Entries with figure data
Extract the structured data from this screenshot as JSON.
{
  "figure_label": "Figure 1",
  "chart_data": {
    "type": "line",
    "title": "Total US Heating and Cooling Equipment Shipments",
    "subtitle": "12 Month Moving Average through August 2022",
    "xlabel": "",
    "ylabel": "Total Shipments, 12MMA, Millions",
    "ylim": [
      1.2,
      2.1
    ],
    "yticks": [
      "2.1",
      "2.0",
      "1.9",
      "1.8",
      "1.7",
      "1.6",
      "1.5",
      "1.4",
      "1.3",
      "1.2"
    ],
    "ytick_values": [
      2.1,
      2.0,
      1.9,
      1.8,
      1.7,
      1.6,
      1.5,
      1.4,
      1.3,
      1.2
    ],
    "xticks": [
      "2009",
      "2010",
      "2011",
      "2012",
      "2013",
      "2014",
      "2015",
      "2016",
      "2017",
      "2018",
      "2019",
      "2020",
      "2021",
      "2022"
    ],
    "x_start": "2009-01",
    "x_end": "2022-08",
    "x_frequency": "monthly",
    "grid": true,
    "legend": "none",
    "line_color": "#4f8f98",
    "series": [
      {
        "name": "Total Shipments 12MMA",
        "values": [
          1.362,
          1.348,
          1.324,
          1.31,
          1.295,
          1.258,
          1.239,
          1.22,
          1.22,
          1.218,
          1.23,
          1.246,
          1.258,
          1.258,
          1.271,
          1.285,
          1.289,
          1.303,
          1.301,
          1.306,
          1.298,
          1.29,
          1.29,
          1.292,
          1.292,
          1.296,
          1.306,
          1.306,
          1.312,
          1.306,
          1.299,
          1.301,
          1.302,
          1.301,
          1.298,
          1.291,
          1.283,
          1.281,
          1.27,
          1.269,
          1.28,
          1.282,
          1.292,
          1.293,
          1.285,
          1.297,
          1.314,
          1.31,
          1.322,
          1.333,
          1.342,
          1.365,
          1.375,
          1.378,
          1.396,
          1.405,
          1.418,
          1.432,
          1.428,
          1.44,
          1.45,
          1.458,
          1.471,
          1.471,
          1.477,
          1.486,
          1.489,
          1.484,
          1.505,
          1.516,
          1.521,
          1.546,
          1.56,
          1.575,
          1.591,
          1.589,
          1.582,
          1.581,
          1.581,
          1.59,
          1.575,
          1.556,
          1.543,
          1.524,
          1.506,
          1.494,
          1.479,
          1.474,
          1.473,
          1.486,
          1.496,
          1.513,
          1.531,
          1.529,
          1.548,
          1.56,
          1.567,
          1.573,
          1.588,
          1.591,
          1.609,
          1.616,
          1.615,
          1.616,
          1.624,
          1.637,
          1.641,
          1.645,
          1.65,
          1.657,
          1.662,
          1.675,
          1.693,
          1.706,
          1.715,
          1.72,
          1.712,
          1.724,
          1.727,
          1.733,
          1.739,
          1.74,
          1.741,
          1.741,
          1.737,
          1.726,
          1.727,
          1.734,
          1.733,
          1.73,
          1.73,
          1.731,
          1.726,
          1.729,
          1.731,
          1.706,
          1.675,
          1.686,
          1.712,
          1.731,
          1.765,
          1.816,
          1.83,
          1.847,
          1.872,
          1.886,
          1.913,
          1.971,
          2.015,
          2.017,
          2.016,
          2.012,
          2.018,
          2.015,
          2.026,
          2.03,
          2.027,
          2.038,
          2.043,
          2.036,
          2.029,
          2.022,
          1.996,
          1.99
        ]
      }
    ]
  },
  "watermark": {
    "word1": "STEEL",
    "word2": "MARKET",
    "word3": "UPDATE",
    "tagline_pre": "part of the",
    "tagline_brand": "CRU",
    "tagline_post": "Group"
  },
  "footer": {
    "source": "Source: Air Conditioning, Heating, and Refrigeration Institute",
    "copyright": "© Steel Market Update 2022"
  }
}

AIM
Reply with nothing except the number of lines in the listing above that include the string "Shipments".

PROBLEM SOLUTION
3